● Entries shown:
--- Begin ---

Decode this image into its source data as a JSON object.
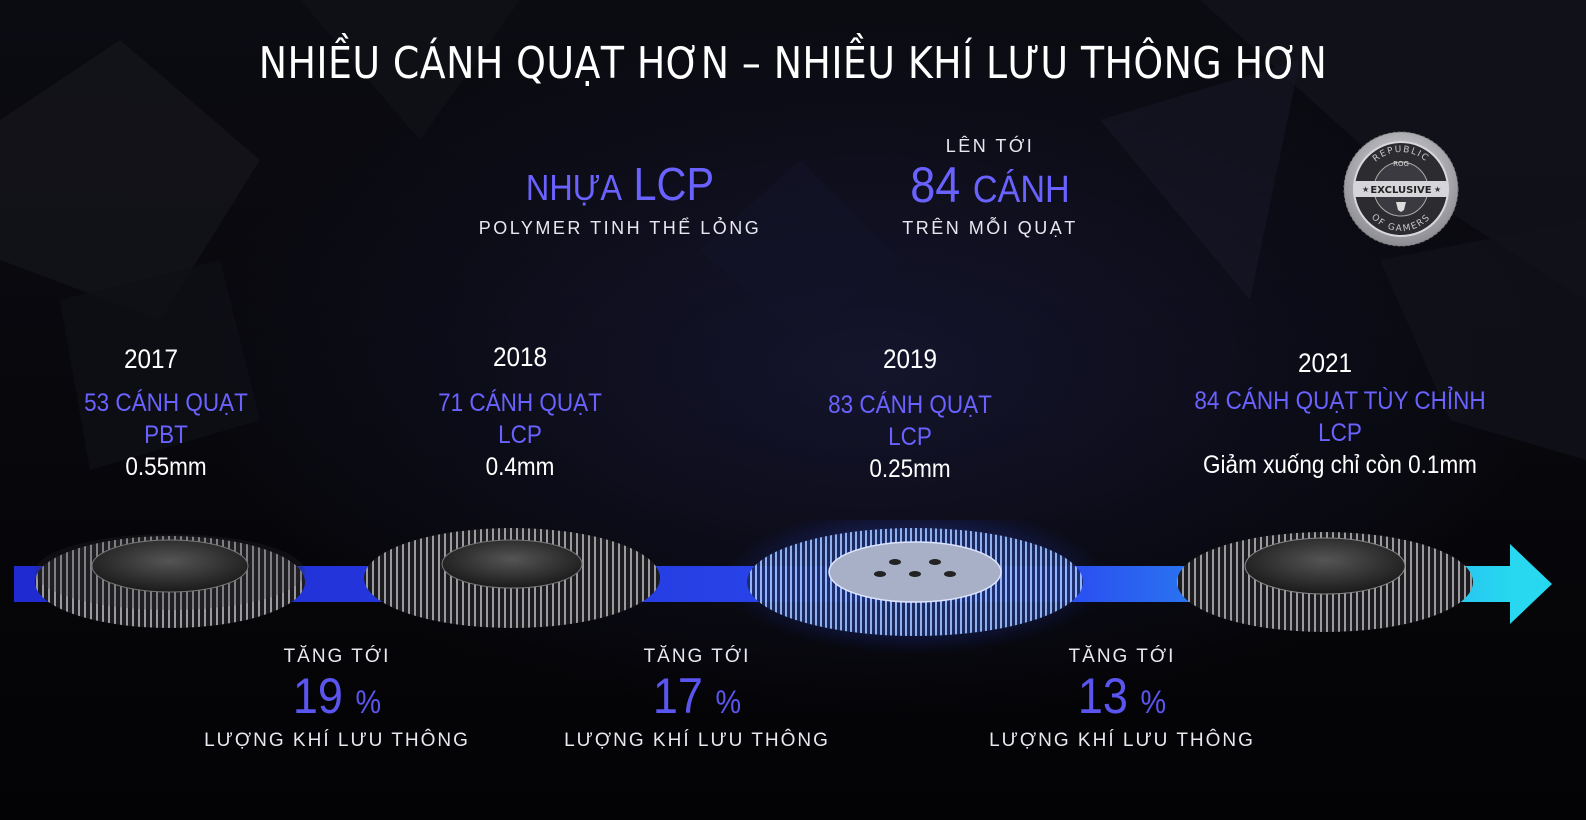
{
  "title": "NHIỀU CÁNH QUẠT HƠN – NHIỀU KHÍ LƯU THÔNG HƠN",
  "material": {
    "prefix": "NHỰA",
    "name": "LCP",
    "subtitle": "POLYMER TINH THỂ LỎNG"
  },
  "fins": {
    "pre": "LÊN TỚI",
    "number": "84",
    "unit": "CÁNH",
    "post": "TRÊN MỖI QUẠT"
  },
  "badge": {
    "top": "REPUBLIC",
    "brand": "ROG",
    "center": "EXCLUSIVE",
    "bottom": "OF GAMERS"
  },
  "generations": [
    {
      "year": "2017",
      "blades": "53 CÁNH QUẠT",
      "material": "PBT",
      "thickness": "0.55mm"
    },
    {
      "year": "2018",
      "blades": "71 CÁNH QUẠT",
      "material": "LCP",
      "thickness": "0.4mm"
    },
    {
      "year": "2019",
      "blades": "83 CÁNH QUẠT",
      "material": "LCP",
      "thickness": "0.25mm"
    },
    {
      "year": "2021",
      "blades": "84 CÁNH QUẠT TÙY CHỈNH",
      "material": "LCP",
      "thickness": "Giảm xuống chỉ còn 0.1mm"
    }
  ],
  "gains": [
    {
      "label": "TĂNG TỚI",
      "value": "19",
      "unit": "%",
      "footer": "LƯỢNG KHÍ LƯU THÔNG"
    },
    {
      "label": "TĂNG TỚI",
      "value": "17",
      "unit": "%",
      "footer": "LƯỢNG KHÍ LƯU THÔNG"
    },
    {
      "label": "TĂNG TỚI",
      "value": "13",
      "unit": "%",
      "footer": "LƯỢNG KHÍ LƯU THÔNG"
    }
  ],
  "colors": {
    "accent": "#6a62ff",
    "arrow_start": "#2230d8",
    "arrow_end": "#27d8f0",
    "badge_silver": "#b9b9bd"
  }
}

--- End ---

● Set problem: Output every entry exactly as given; pictures are not part of the copy.

● Response:
Decode this image into its source data as a JSON object.
{
  "title": "NHIỀU CÁNH QUẠT HƠN – NHIỀU KHÍ LƯU THÔNG HƠN",
  "material": {
    "prefix": "NHỰA",
    "name": "LCP",
    "subtitle": "POLYMER TINH THỂ LỎNG"
  },
  "fins": {
    "pre": "LÊN TỚI",
    "number": "84",
    "unit": "CÁNH",
    "post": "TRÊN MỖI QUẠT"
  },
  "badge": {
    "top": "REPUBLIC",
    "brand": "ROG",
    "center": "EXCLUSIVE",
    "bottom": "OF GAMERS"
  },
  "generations": [
    {
      "year": "2017",
      "blades": "53 CÁNH QUẠT",
      "material": "PBT",
      "thickness": "0.55mm"
    },
    {
      "year": "2018",
      "blades": "71 CÁNH QUẠT",
      "material": "LCP",
      "thickness": "0.4mm"
    },
    {
      "year": "2019",
      "blades": "83 CÁNH QUẠT",
      "material": "LCP",
      "thickness": "0.25mm"
    },
    {
      "year": "2021",
      "blades": "84 CÁNH QUẠT TÙY CHỈNH",
      "material": "LCP",
      "thickness": "Giảm xuống chỉ còn 0.1mm"
    }
  ],
  "gains": [
    {
      "label": "TĂNG TỚI",
      "value": "19",
      "unit": "%",
      "footer": "LƯỢNG KHÍ LƯU THÔNG"
    },
    {
      "label": "TĂNG TỚI",
      "value": "17",
      "unit": "%",
      "footer": "LƯỢNG KHÍ LƯU THÔNG"
    },
    {
      "label": "TĂNG TỚI",
      "value": "13",
      "unit": "%",
      "footer": "LƯỢNG KHÍ LƯU THÔNG"
    }
  ],
  "colors": {
    "accent": "#6a62ff",
    "arrow_start": "#2230d8",
    "arrow_end": "#27d8f0",
    "badge_silver": "#b9b9bd"
  }
}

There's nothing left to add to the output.